_Rows from a figure dataset_
* Begin *
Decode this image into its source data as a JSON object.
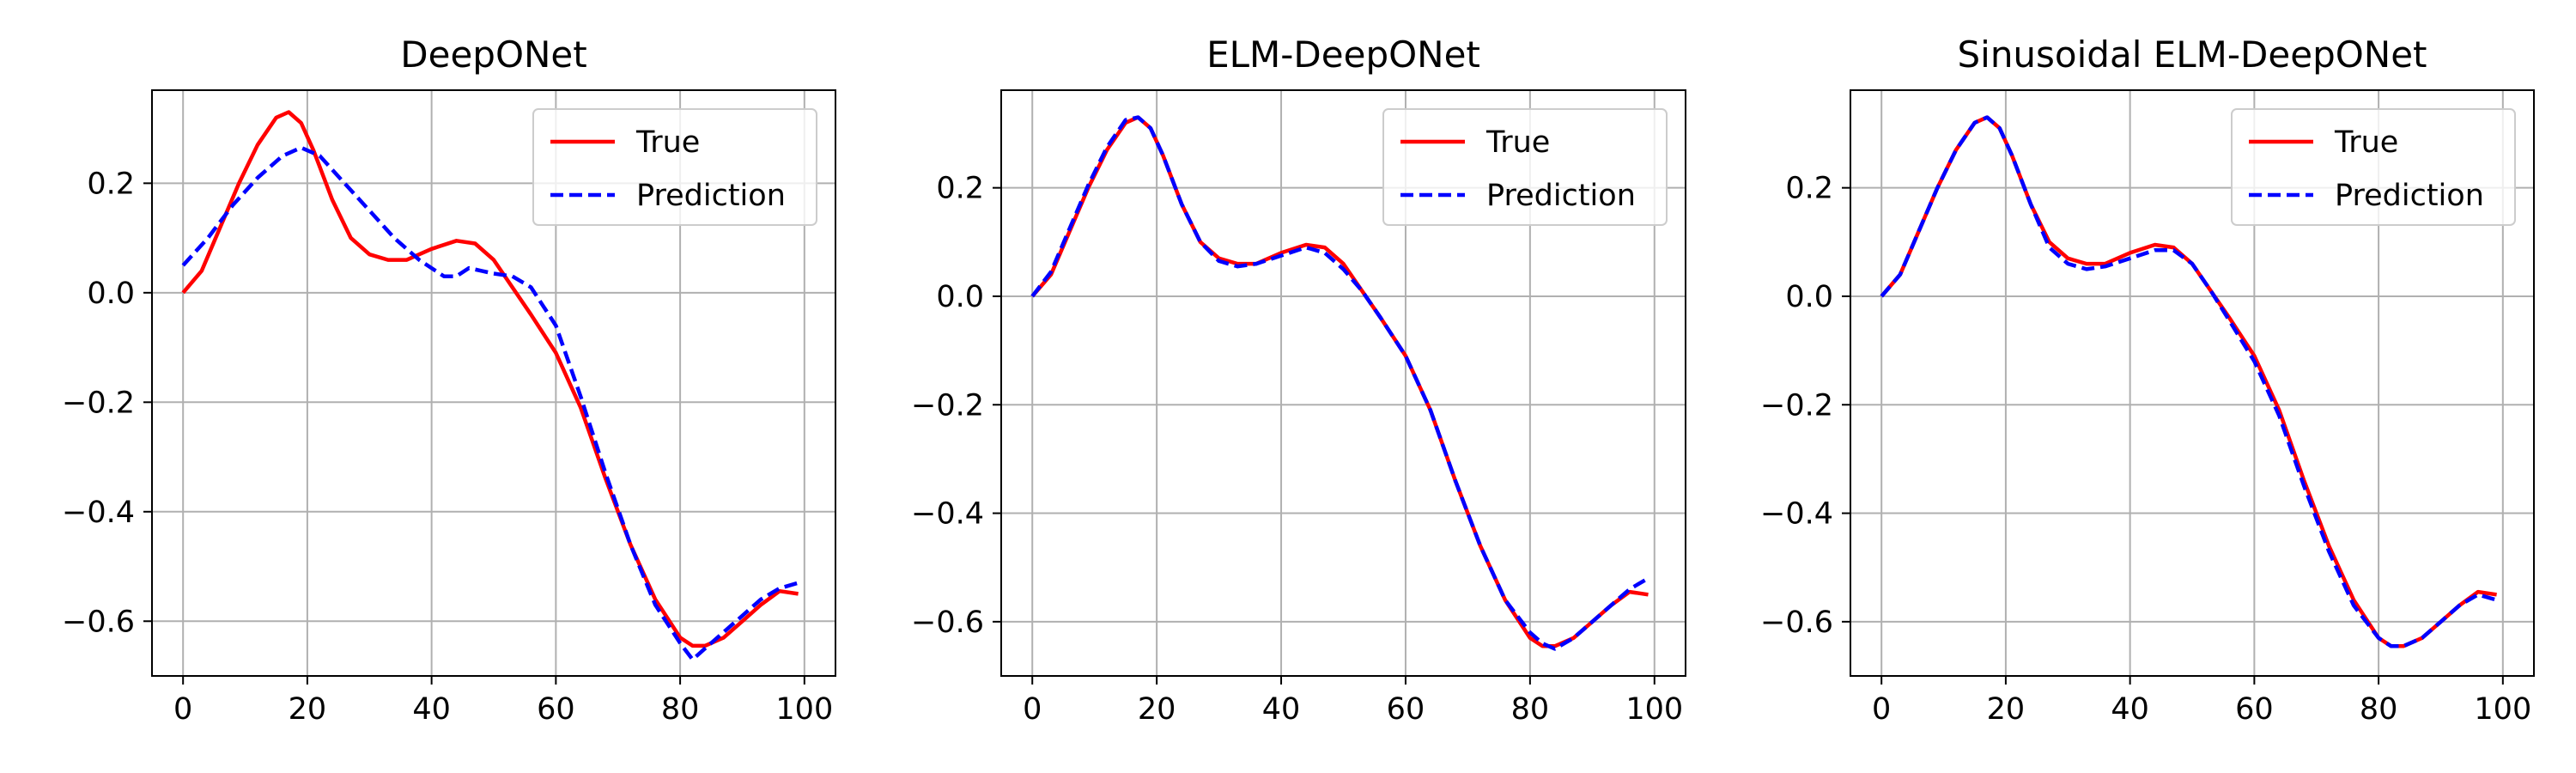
{
  "chart_data": [
    {
      "type": "line",
      "title": "DeepONet",
      "xlabel": "",
      "ylabel": "",
      "xlim": [
        -5,
        105
      ],
      "ylim": [
        -0.7,
        0.37
      ],
      "xticks": [
        0,
        20,
        40,
        60,
        80,
        100
      ],
      "yticks": [
        -0.6,
        -0.4,
        -0.2,
        0.0,
        0.2
      ],
      "xtick_labels": [
        "0",
        "20",
        "40",
        "60",
        "80",
        "100"
      ],
      "ytick_labels": [
        "−0.6",
        "−0.4",
        "−0.2",
        "0.0",
        "0.2"
      ],
      "grid": true,
      "legend_position": "top-right",
      "series": [
        {
          "name": "True",
          "color": "#ff0000",
          "style": "solid",
          "x": [
            0,
            3,
            6,
            9,
            12,
            15,
            17,
            19,
            21,
            24,
            27,
            30,
            33,
            36,
            40,
            44,
            47,
            50,
            53,
            56,
            60,
            64,
            68,
            72,
            76,
            80,
            82,
            84,
            87,
            90,
            93,
            96,
            99
          ],
          "y": [
            0.0,
            0.04,
            0.12,
            0.2,
            0.27,
            0.32,
            0.33,
            0.31,
            0.26,
            0.17,
            0.1,
            0.07,
            0.06,
            0.06,
            0.08,
            0.095,
            0.09,
            0.06,
            0.01,
            -0.04,
            -0.11,
            -0.21,
            -0.34,
            -0.46,
            -0.56,
            -0.63,
            -0.645,
            -0.645,
            -0.63,
            -0.6,
            -0.57,
            -0.545,
            -0.55
          ]
        },
        {
          "name": "Prediction",
          "color": "#0000ff",
          "style": "dashed",
          "x": [
            0,
            4,
            8,
            12,
            16,
            19,
            22,
            26,
            30,
            34,
            38,
            42,
            44,
            46,
            48,
            50,
            53,
            56,
            60,
            64,
            68,
            72,
            76,
            80,
            82,
            84,
            87,
            90,
            93,
            96,
            99
          ],
          "y": [
            0.05,
            0.1,
            0.16,
            0.21,
            0.25,
            0.265,
            0.25,
            0.2,
            0.15,
            0.1,
            0.06,
            0.03,
            0.03,
            0.045,
            0.04,
            0.035,
            0.03,
            0.01,
            -0.06,
            -0.19,
            -0.33,
            -0.46,
            -0.57,
            -0.64,
            -0.67,
            -0.65,
            -0.62,
            -0.59,
            -0.56,
            -0.54,
            -0.53
          ]
        }
      ]
    },
    {
      "type": "line",
      "title": "ELM-DeepONet",
      "xlabel": "",
      "ylabel": "",
      "xlim": [
        -5,
        105
      ],
      "ylim": [
        -0.7,
        0.38
      ],
      "xticks": [
        0,
        20,
        40,
        60,
        80,
        100
      ],
      "yticks": [
        -0.6,
        -0.4,
        -0.2,
        0.0,
        0.2
      ],
      "xtick_labels": [
        "0",
        "20",
        "40",
        "60",
        "80",
        "100"
      ],
      "ytick_labels": [
        "−0.6",
        "−0.4",
        "−0.2",
        "0.0",
        "0.2"
      ],
      "grid": true,
      "legend_position": "top-right",
      "series": [
        {
          "name": "True",
          "color": "#ff0000",
          "style": "solid",
          "x": [
            0,
            3,
            6,
            9,
            12,
            15,
            17,
            19,
            21,
            24,
            27,
            30,
            33,
            36,
            40,
            44,
            47,
            50,
            53,
            56,
            60,
            64,
            68,
            72,
            76,
            80,
            82,
            84,
            87,
            90,
            93,
            96,
            99
          ],
          "y": [
            0.0,
            0.04,
            0.12,
            0.2,
            0.27,
            0.32,
            0.33,
            0.31,
            0.26,
            0.17,
            0.1,
            0.07,
            0.06,
            0.06,
            0.08,
            0.095,
            0.09,
            0.06,
            0.01,
            -0.04,
            -0.11,
            -0.21,
            -0.34,
            -0.46,
            -0.56,
            -0.63,
            -0.645,
            -0.645,
            -0.63,
            -0.6,
            -0.57,
            -0.545,
            -0.55
          ]
        },
        {
          "name": "Prediction",
          "color": "#0000ff",
          "style": "dashed",
          "x": [
            0,
            3,
            6,
            9,
            12,
            15,
            17,
            19,
            21,
            24,
            27,
            30,
            33,
            36,
            40,
            44,
            47,
            50,
            53,
            56,
            60,
            64,
            68,
            72,
            76,
            80,
            82,
            84,
            87,
            90,
            93,
            96,
            99
          ],
          "y": [
            0.0,
            0.045,
            0.125,
            0.205,
            0.275,
            0.325,
            0.33,
            0.31,
            0.26,
            0.17,
            0.1,
            0.065,
            0.055,
            0.06,
            0.075,
            0.09,
            0.08,
            0.05,
            0.01,
            -0.04,
            -0.11,
            -0.21,
            -0.34,
            -0.46,
            -0.56,
            -0.62,
            -0.64,
            -0.65,
            -0.63,
            -0.6,
            -0.57,
            -0.54,
            -0.52
          ]
        }
      ]
    },
    {
      "type": "line",
      "title": "Sinusoidal ELM-DeepONet",
      "xlabel": "",
      "ylabel": "",
      "xlim": [
        -5,
        105
      ],
      "ylim": [
        -0.7,
        0.38
      ],
      "xticks": [
        0,
        20,
        40,
        60,
        80,
        100
      ],
      "yticks": [
        -0.6,
        -0.4,
        -0.2,
        0.0,
        0.2
      ],
      "xtick_labels": [
        "0",
        "20",
        "40",
        "60",
        "80",
        "100"
      ],
      "ytick_labels": [
        "−0.6",
        "−0.4",
        "−0.2",
        "0.0",
        "0.2"
      ],
      "grid": true,
      "legend_position": "top-right",
      "series": [
        {
          "name": "True",
          "color": "#ff0000",
          "style": "solid",
          "x": [
            0,
            3,
            6,
            9,
            12,
            15,
            17,
            19,
            21,
            24,
            27,
            30,
            33,
            36,
            40,
            44,
            47,
            50,
            53,
            56,
            60,
            64,
            68,
            72,
            76,
            80,
            82,
            84,
            87,
            90,
            93,
            96,
            99
          ],
          "y": [
            0.0,
            0.04,
            0.12,
            0.2,
            0.27,
            0.32,
            0.33,
            0.31,
            0.26,
            0.17,
            0.1,
            0.07,
            0.06,
            0.06,
            0.08,
            0.095,
            0.09,
            0.06,
            0.01,
            -0.04,
            -0.11,
            -0.21,
            -0.34,
            -0.46,
            -0.56,
            -0.63,
            -0.645,
            -0.645,
            -0.63,
            -0.6,
            -0.57,
            -0.545,
            -0.55
          ]
        },
        {
          "name": "Prediction",
          "color": "#0000ff",
          "style": "dashed",
          "x": [
            0,
            3,
            6,
            9,
            12,
            15,
            17,
            19,
            21,
            24,
            27,
            30,
            33,
            36,
            40,
            44,
            47,
            50,
            53,
            56,
            60,
            64,
            68,
            72,
            76,
            80,
            82,
            84,
            87,
            90,
            93,
            96,
            99
          ],
          "y": [
            0.0,
            0.04,
            0.12,
            0.2,
            0.27,
            0.32,
            0.33,
            0.31,
            0.26,
            0.17,
            0.09,
            0.06,
            0.05,
            0.055,
            0.07,
            0.085,
            0.085,
            0.06,
            0.01,
            -0.045,
            -0.12,
            -0.22,
            -0.35,
            -0.47,
            -0.57,
            -0.63,
            -0.645,
            -0.645,
            -0.63,
            -0.6,
            -0.57,
            -0.55,
            -0.56
          ]
        }
      ]
    }
  ]
}
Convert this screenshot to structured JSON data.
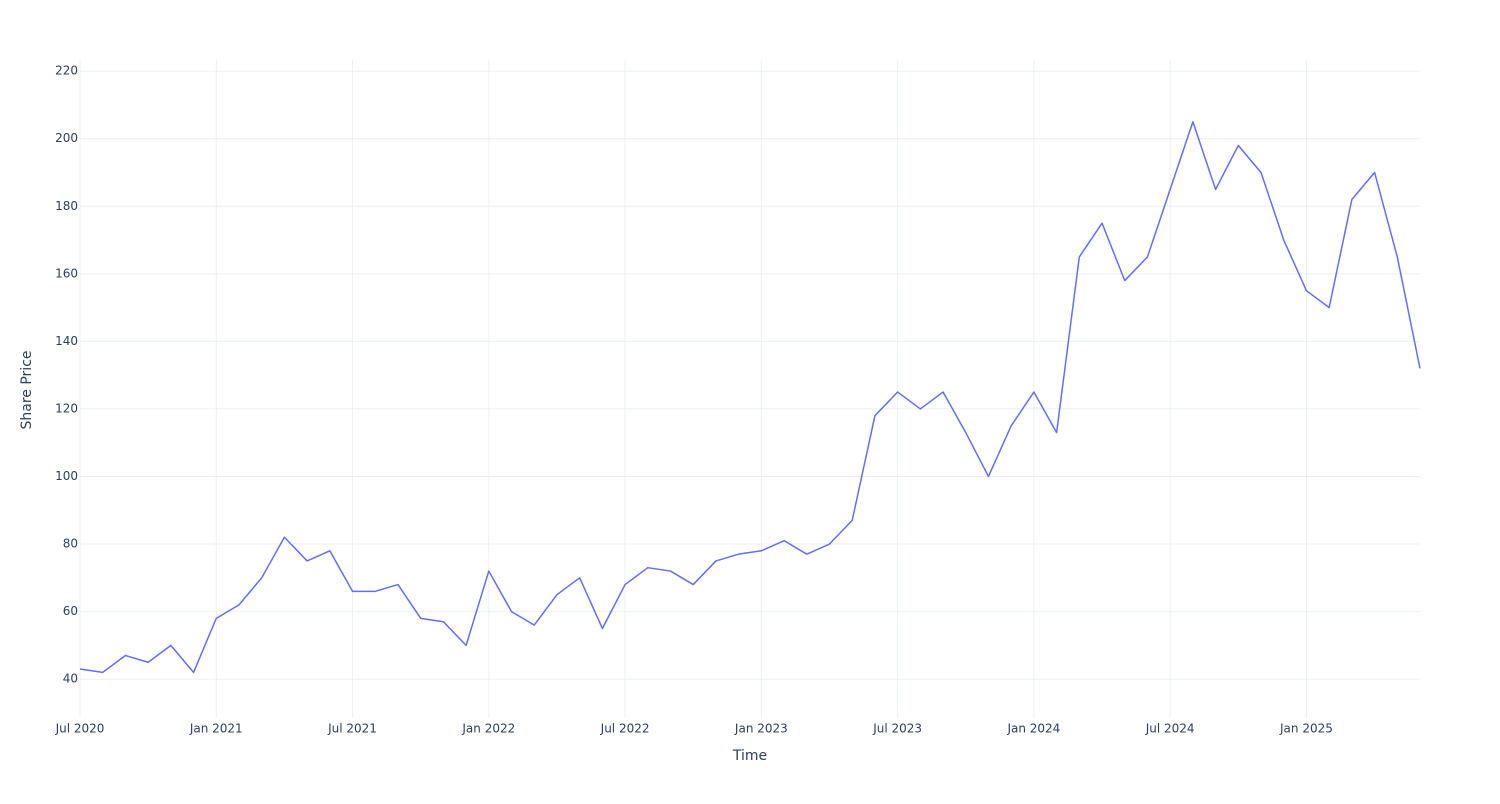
{
  "chart_data": {
    "type": "line",
    "x_label": "Time",
    "y_label": "Share Price",
    "x": [
      "2020-07",
      "2020-08",
      "2020-09",
      "2020-10",
      "2020-11",
      "2020-12",
      "2021-01",
      "2021-02",
      "2021-03",
      "2021-04",
      "2021-05",
      "2021-06",
      "2021-07",
      "2021-08",
      "2021-09",
      "2021-10",
      "2021-11",
      "2021-12",
      "2022-01",
      "2022-02",
      "2022-03",
      "2022-04",
      "2022-05",
      "2022-06",
      "2022-07",
      "2022-08",
      "2022-09",
      "2022-10",
      "2022-11",
      "2022-12",
      "2023-01",
      "2023-02",
      "2023-03",
      "2023-04",
      "2023-05",
      "2023-06",
      "2023-07",
      "2023-08",
      "2023-09",
      "2023-10",
      "2023-11",
      "2023-12",
      "2024-01",
      "2024-02",
      "2024-03",
      "2024-04",
      "2024-05",
      "2024-06",
      "2024-07",
      "2024-08",
      "2024-09",
      "2024-10",
      "2024-11",
      "2024-12",
      "2025-01",
      "2025-02",
      "2025-03",
      "2025-04",
      "2025-05",
      "2025-06"
    ],
    "series": [
      {
        "name": "Share Price",
        "color": "#636efa",
        "values": [
          43,
          42,
          47,
          45,
          50,
          42,
          58,
          62,
          70,
          82,
          75,
          78,
          66,
          66,
          68,
          58,
          57,
          50,
          72,
          60,
          56,
          65,
          70,
          55,
          68,
          73,
          72,
          68,
          75,
          77,
          78,
          81,
          77,
          80,
          87,
          118,
          125,
          120,
          125,
          113,
          100,
          115,
          125,
          113,
          165,
          175,
          158,
          165,
          185,
          205,
          185,
          198,
          190,
          170,
          155,
          150,
          182,
          190,
          165,
          132
        ]
      }
    ],
    "xlim": [
      "2020-07",
      "2025-06"
    ],
    "xticks": [
      {
        "value": "2020-07",
        "label": "Jul 2020"
      },
      {
        "value": "2021-01",
        "label": "Jan 2021"
      },
      {
        "value": "2021-07",
        "label": "Jul 2021"
      },
      {
        "value": "2022-01",
        "label": "Jan 2022"
      },
      {
        "value": "2022-07",
        "label": "Jul 2022"
      },
      {
        "value": "2023-01",
        "label": "Jan 2023"
      },
      {
        "value": "2023-07",
        "label": "Jul 2023"
      },
      {
        "value": "2024-01",
        "label": "Jan 2024"
      },
      {
        "value": "2024-07",
        "label": "Jul 2024"
      },
      {
        "value": "2025-01",
        "label": "Jan 2025"
      }
    ],
    "ylim": [
      28.5,
      223.3
    ],
    "yticks": [
      40,
      60,
      80,
      100,
      120,
      140,
      160,
      180,
      200,
      220
    ],
    "grid": true
  }
}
* End *
_Task to carry out_
Select every line above that contains the word "Share", and copy it.

_Completed exercise_
    "y_label": "Share Price",
        "name": "Share Price",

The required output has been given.